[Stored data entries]
========================

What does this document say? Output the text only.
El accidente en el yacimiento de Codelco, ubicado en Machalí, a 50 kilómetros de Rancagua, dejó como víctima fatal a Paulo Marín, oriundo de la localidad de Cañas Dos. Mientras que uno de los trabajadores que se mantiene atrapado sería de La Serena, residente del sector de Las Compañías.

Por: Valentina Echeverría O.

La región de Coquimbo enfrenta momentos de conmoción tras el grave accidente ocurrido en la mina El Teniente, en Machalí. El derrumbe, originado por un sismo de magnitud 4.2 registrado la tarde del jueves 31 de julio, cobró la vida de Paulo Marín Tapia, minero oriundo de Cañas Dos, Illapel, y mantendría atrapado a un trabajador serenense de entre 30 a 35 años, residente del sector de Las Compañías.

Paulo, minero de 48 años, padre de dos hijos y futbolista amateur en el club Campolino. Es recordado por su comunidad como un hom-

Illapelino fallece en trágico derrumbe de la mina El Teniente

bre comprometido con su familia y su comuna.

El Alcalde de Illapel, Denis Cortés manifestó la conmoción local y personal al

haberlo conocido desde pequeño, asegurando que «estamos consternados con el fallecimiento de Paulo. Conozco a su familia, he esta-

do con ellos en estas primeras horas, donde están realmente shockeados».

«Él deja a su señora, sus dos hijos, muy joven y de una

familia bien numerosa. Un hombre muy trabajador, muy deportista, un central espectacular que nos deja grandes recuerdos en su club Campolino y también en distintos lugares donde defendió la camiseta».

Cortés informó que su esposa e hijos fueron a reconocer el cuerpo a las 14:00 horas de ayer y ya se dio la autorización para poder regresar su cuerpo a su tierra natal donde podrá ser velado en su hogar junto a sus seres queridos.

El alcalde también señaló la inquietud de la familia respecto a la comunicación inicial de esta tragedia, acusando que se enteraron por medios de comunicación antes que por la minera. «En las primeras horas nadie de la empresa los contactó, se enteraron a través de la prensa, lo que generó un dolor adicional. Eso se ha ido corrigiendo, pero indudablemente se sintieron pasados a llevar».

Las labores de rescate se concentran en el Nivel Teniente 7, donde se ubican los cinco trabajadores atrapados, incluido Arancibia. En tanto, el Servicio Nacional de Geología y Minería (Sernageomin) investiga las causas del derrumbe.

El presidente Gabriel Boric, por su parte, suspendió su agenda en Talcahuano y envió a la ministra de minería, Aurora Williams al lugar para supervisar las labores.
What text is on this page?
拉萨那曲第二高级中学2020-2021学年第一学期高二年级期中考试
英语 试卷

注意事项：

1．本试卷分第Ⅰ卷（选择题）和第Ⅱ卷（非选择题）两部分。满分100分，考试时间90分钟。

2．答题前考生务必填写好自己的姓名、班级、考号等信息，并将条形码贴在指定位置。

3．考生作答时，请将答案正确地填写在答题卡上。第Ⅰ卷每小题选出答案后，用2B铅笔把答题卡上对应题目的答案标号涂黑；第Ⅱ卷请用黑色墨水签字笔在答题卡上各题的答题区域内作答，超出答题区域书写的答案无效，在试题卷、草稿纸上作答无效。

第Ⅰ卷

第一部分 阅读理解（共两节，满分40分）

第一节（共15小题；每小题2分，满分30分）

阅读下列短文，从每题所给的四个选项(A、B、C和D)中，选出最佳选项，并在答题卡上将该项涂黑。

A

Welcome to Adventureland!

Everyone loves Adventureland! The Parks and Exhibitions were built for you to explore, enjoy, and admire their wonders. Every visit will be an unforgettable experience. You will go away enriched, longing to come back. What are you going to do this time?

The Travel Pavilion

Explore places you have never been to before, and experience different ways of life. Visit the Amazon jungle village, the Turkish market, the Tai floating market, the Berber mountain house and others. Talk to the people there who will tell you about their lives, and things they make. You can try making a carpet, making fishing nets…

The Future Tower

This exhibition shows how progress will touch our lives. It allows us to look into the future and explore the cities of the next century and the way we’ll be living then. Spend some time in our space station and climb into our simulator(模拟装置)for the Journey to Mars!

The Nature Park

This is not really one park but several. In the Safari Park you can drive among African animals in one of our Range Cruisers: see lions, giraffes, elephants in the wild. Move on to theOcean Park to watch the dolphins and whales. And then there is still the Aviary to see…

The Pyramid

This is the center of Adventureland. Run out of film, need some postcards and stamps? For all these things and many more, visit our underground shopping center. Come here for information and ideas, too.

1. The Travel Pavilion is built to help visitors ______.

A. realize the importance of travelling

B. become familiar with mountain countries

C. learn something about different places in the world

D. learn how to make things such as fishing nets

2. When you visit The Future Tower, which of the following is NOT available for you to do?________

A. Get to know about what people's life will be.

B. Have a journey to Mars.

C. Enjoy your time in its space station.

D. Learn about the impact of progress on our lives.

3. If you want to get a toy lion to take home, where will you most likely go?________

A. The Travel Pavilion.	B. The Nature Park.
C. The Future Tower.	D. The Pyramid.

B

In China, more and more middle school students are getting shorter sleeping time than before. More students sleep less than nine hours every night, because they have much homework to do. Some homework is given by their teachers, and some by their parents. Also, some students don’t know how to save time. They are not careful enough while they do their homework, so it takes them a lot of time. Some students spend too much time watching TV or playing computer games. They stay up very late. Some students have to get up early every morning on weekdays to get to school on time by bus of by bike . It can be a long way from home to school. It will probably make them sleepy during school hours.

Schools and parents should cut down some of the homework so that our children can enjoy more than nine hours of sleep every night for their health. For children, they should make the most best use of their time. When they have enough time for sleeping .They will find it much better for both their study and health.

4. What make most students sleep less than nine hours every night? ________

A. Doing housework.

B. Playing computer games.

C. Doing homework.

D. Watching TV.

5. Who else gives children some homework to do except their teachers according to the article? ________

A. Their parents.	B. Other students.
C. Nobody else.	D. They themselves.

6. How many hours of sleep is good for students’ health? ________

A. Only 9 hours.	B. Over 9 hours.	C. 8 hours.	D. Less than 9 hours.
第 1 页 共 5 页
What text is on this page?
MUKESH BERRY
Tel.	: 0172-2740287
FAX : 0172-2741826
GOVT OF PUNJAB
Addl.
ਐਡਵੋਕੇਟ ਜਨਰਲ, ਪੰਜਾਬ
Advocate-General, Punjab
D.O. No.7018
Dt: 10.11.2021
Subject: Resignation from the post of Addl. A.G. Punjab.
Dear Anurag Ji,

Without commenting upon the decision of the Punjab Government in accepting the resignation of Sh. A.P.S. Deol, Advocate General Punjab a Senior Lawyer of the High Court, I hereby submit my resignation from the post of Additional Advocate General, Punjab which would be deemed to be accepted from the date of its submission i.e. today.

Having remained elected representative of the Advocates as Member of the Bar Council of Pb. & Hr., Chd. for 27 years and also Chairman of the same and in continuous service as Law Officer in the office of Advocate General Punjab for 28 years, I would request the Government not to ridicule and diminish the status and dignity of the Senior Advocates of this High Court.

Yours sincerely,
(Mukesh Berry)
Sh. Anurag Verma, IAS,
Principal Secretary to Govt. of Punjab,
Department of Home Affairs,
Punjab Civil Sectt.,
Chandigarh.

========================

◆ PROMPT: Every entry above needs to be quoted exactly.

◆ ANSWER FOR THIS EXERCISE:
What does this document say? Output the text only.
El accidente en el yacimiento de Codelco, ubicado en Machalí, a 50 kilómetros de Rancagua, dejó como víctima fatal a Paulo Marín, oriundo de la localidad de Cañas Dos. Mientras que uno de los trabajadores que se mantiene atrapado sería de La Serena, residente del sector de Las Compañías.

Por: Valentina Echeverría O.

La región de Coquimbo enfrenta momentos de conmoción tras el grave accidente ocurrido en la mina El Teniente, en Machalí. El derrumbe, originado por un sismo de magnitud 4.2 registrado la tarde del jueves 31 de julio, cobró la vida de Paulo Marín Tapia, minero oriundo de Cañas Dos, Illapel, y mantendría atrapado a un trabajador serenense de entre 30 a 35 años, residente del sector de Las Compañías.

Paulo, minero de 48 años, padre de dos hijos y futbolista amateur en el club Campolino. Es recordado por su comunidad como un hom-

Illapelino fallece en trágico derrumbe de la mina El Teniente

bre comprometido con su familia y su comuna.

El Alcalde de Illapel, Denis Cortés manifestó la conmoción local y personal al

haberlo conocido desde pequeño, asegurando que «estamos consternados con el fallecimiento de Paulo. Conozco a su familia, he esta-

do con ellos en estas primeras horas, donde están realmente shockeados».

«Él deja a su señora, sus dos hijos, muy joven y de una

familia bien numerosa. Un hombre muy trabajador, muy deportista, un central espectacular que nos deja grandes recuerdos en su club Campolino y también en distintos lugares donde defendió la camiseta».

Cortés informó que su esposa e hijos fueron a reconocer el cuerpo a las 14:00 horas de ayer y ya se dio la autorización para poder regresar su cuerpo a su tierra natal donde podrá ser velado en su hogar junto a sus seres queridos.

El alcalde también señaló la inquietud de la familia respecto a la comunicación inicial de esta tragedia, acusando que se enteraron por medios de comunicación antes que por la minera. «En las primeras horas nadie de la empresa los contactó, se enteraron a través de la prensa, lo que generó un dolor adicional. Eso se ha ido corrigiendo, pero indudablemente se sintieron pasados a llevar».

Las labores de rescate se concentran en el Nivel Teniente 7, donde se ubican los cinco trabajadores atrapados, incluido Arancibia. En tanto, el Servicio Nacional de Geología y Minería (Sernageomin) investiga las causas del derrumbe.

El presidente Gabriel Boric, por su parte, suspendió su agenda en Talcahuano y envió a la ministra de minería, Aurora Williams al lugar para supervisar las labores.
What text is on this page?
拉萨那曲第二高级中学2020-2021学年第一学期高二年级期中考试
英语 试卷

注意事项：

1．本试卷分第Ⅰ卷（选择题）和第Ⅱ卷（非选择题）两部分。满分100分，考试时间90分钟。

2．答题前考生务必填写好自己的姓名、班级、考号等信息，并将条形码贴在指定位置。

3．考生作答时，请将答案正确地填写在答题卡上。第Ⅰ卷每小题选出答案后，用2B铅笔把答题卡上对应题目的答案标号涂黑；第Ⅱ卷请用黑色墨水签字笔在答题卡上各题的答题区域内作答，超出答题区域书写的答案无效，在试题卷、草稿纸上作答无效。

第Ⅰ卷

第一部分 阅读理解（共两节，满分40分）

第一节（共15小题；每小题2分，满分30分）

阅读下列短文，从每题所给的四个选项(A、B、C和D)中，选出最佳选项，并在答题卡上将该项涂黑。

A

Welcome to Adventureland!

Everyone loves Adventureland! The Parks and Exhibitions were built for you to explore, enjoy, and admire their wonders. Every visit will be an unforgettable experience. You will go away enriched, longing to come back. What are you going to do this time?

The Travel Pavilion

Explore places you have never been to before, and experience different ways of life. Visit the Amazon jungle village, the Turkish market, the Tai floating market, the Berber mountain house and others. Talk to the people there who will tell you about their lives, and things they make. You can try making a carpet, making fishing nets…

The Future Tower

This exhibition shows how progress will touch our lives. It allows us to look into the future and explore the cities of the next century and the way we’ll be living then. Spend some time in our space station and climb into our simulator(模拟装置)for the Journey to Mars!

The Nature Park

This is not really one park but several. In the Safari Park you can drive among African animals in one of our Range Cruisers: see lions, giraffes, elephants in the wild. Move on to theOcean Park to watch the dolphins and whales. And then there is still the Aviary to see…

The Pyramid

This is the center of Adventureland. Run out of film, need some postcards and stamps? For all these things and many more, visit our underground shopping center. Come here for information and ideas, too.

1. The Travel Pavilion is built to help visitors ______.

A. realize the importance of travelling

B. become familiar with mountain countries

C. learn something about different places in the world

D. learn how to make things such as fishing nets

2. When you visit The Future Tower, which of the following is NOT available for you to do?________

A. Get to know about what people's life will be.

B. Have a journey to Mars.

C. Enjoy your time in its space station.

D. Learn about the impact of progress on our lives.

3. If you want to get a toy lion to take home, where will you most likely go?________

A. The Travel Pavilion.	B. The Nature Park.
C. The Future Tower.	D. The Pyramid.

B

In China, more and more middle school students are getting shorter sleeping time than before. More students sleep less than nine hours every night, because they have much homework to do. Some homework is given by their teachers, and some by their parents. Also, some students don’t know how to save time. They are not careful enough while they do their homework, so it takes them a lot of time. Some students spend too much time watching TV or playing computer games. They stay up very late. Some students have to get up early every morning on weekdays to get to school on time by bus of by bike . It can be a long way from home to school. It will probably make them sleepy during school hours.

Schools and parents should cut down some of the homework so that our children can enjoy more than nine hours of sleep every night for their health. For children, they should make the most best use of their time. When they have enough time for sleeping .They will find it much better for both their study and health.

4. What make most students sleep less than nine hours every night? ________

A. Doing housework.

B. Playing computer games.

C. Doing homework.

D. Watching TV.

5. Who else gives children some homework to do except their teachers according to the article? ________

A. Their parents.	B. Other students.
C. Nobody else.	D. They themselves.

6. How many hours of sleep is good for students’ health? ________

A. Only 9 hours.	B. Over 9 hours.	C. 8 hours.	D. Less than 9 hours.
第 1 页 共 5 页
What text is on this page?
MUKESH BERRY
Tel.	: 0172-2740287
FAX : 0172-2741826
GOVT OF PUNJAB
Addl.
ਐਡਵੋਕੇਟ ਜਨਰਲ, ਪੰਜਾਬ
Advocate-General, Punjab
D.O. No.7018
Dt: 10.11.2021
Subject: Resignation from the post of Addl. A.G. Punjab.
Dear Anurag Ji,

Without commenting upon the decision of the Punjab Government in accepting the resignation of Sh. A.P.S. Deol, Advocate General Punjab a Senior Lawyer of the High Court, I hereby submit my resignation from the post of Additional Advocate General, Punjab which would be deemed to be accepted from the date of its submission i.e. today.

Having remained elected representative of the Advocates as Member of the Bar Council of Pb. & Hr., Chd. for 27 years and also Chairman of the same and in continuous service as Law Officer in the office of Advocate General Punjab for 28 years, I would request the Government not to ridicule and diminish the status and dignity of the Senior Advocates of this High Court.

Yours sincerely,
(Mukesh Berry)
Sh. Anurag Verma, IAS,
Principal Secretary to Govt. of Punjab,
Department of Home Affairs,
Punjab Civil Sectt.,
Chandigarh.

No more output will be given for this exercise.